I think several primary-school aged children have written into Gothic Charm School as interested in the subculture, and I know that while I wasn't a Goth as a small child, I was gender-stereotype non-conforming and dressed pretty much as a boy, and that didn't always garner a pleasant reaction. I am not saying that young children should be taught about Goth and Punk and Lolita, etc. except in the broadest of terms - along the lines of that there are people that like wearing clothes that might look unusual and listen to a variety of kinds of music, and have unusual hobbies, and that this doesn't make them bad people, just different. I do realise that, especially with Metal, Goth and Punk, that there are aspects of those subcultures that are not age-appropriate for primary children. Goth is, after all, a subculture founded on appreciation for things that are dark, scary and morbid. What I am saying is that there should be work to prevent the basic attitudes of 'different = bad' from forming. 

Aside: There are age-appropiate versions of traditionally Gothic themes; just look at Monster High dolls and the Hotel Transylvania film, not to mention a good few of the movies Tim Burton worked on! I read 'Goosebumps' books and Point Horror, the Little Vampire and plenty of other children's books that were both spooky and age appropriate. Toned-down versions of Gothic themes do exist and there are plenty of children that enjoy them.
——————————
## INSTRUCTIONS
1 > Rewrite the paragraph beginning "Aside: There are age-appropiate versions" from the passage on Goth subculture and children as a brief bulleted list, keeping its main facts.
2 > Reproduce every line of the entries that follow, word for word.
The entries that follow have no connection to the passage above.

## WORKING DATA
——————————
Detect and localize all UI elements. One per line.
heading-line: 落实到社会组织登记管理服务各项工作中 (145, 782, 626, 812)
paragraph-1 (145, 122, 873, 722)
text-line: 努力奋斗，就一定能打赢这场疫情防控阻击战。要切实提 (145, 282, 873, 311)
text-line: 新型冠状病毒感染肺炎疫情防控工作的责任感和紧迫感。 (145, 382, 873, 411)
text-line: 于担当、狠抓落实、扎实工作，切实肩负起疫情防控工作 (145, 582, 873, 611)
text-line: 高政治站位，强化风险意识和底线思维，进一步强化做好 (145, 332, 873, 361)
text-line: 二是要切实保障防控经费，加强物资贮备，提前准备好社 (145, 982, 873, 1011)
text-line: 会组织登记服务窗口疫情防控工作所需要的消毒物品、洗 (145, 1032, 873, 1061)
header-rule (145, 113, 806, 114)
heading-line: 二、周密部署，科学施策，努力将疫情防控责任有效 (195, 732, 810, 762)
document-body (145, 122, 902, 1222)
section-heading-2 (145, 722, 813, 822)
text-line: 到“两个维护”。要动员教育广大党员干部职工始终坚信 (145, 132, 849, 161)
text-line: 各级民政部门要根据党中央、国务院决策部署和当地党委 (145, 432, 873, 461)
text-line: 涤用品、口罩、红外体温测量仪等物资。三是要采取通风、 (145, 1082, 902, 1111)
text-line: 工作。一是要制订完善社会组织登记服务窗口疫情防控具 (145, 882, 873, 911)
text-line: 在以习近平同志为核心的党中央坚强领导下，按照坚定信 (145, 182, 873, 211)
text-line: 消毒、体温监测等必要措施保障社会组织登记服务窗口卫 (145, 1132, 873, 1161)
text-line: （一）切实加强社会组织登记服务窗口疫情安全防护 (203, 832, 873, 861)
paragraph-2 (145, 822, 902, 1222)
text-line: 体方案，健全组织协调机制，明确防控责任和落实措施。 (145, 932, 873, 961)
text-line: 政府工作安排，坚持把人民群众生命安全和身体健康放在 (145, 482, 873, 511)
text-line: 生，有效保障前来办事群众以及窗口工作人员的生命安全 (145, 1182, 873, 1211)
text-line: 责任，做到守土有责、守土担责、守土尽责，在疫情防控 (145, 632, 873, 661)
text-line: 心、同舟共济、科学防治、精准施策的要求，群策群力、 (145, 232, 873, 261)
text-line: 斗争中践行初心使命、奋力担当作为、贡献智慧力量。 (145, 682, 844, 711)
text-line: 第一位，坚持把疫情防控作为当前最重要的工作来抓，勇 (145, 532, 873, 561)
——————————
## SOLVED PROBLEMS
1 >
- Age-appropriate versions of traditionally Gothic themes exist, such as Monster High dolls, the Hotel Transylvania film, and many of the movies Tim Burton worked on.
- The writer read children's books that were both spooky and age-appropriate, including Goosebumps, Point Horror, and the Little Vampire.
- Toned-down Gothic themes exist, and many children enjoy them.

2 >
Detect and localize all UI elements. One per line.
heading-line: 落实到社会组织登记管理服务各项工作中 (145, 782, 626, 812)
paragraph-1 (145, 122, 873, 722)
text-line: 努力奋斗，就一定能打赢这场疫情防控阻击战。要切实提 (145, 282, 873, 311)
text-line: 新型冠状病毒感染肺炎疫情防控工作的责任感和紧迫感。 (145, 382, 873, 411)
text-line: 于担当、狠抓落实、扎实工作，切实肩负起疫情防控工作 (145, 582, 873, 611)
text-line: 高政治站位，强化风险意识和底线思维，进一步强化做好 (145, 332, 873, 361)
text-line: 二是要切实保障防控经费，加强物资贮备，提前准备好社 (145, 982, 873, 1011)
text-line: 会组织登记服务窗口疫情防控工作所需要的消毒物品、洗 (145, 1032, 873, 1061)
header-rule (145, 113, 806, 114)
heading-line: 二、周密部署，科学施策，努力将疫情防控责任有效 (195, 732, 810, 762)
document-body (145, 122, 902, 1222)
section-heading-2 (145, 722, 813, 822)
text-line: 到“两个维护”。要动员教育广大党员干部职工始终坚信 (145, 132, 849, 161)
text-line: 各级民政部门要根据党中央、国务院决策部署和当地党委 (145, 432, 873, 461)
text-line: 涤用品、口罩、红外体温测量仪等物资。三是要采取通风、 (145, 1082, 902, 1111)
text-line: 工作。一是要制订完善社会组织登记服务窗口疫情防控具 (145, 882, 873, 911)
text-line: 在以习近平同志为核心的党中央坚强领导下，按照坚定信 (145, 182, 873, 211)
text-line: 消毒、体温监测等必要措施保障社会组织登记服务窗口卫 (145, 1132, 873, 1161)
text-line: （一）切实加强社会组织登记服务窗口疫情安全防护 (203, 832, 873, 861)
paragraph-2 (145, 822, 902, 1222)
text-line: 体方案，健全组织协调机制，明确防控责任和落实措施。 (145, 932, 873, 961)
text-line: 政府工作安排，坚持把人民群众生命安全和身体健康放在 (145, 482, 873, 511)
text-line: 生，有效保障前来办事群众以及窗口工作人员的生命安全 (145, 1182, 873, 1211)
text-line: 责任，做到守土有责、守土担责、守土尽责，在疫情防控 (145, 632, 873, 661)
text-line: 心、同舟共济、科学防治、精准施策的要求，群策群力、 (145, 232, 873, 261)
text-line: 斗争中践行初心使命、奋力担当作为、贡献智慧力量。 (145, 682, 844, 711)
text-line: 第一位，坚持把疫情防控作为当前最重要的工作来抓，勇 (145, 532, 873, 561)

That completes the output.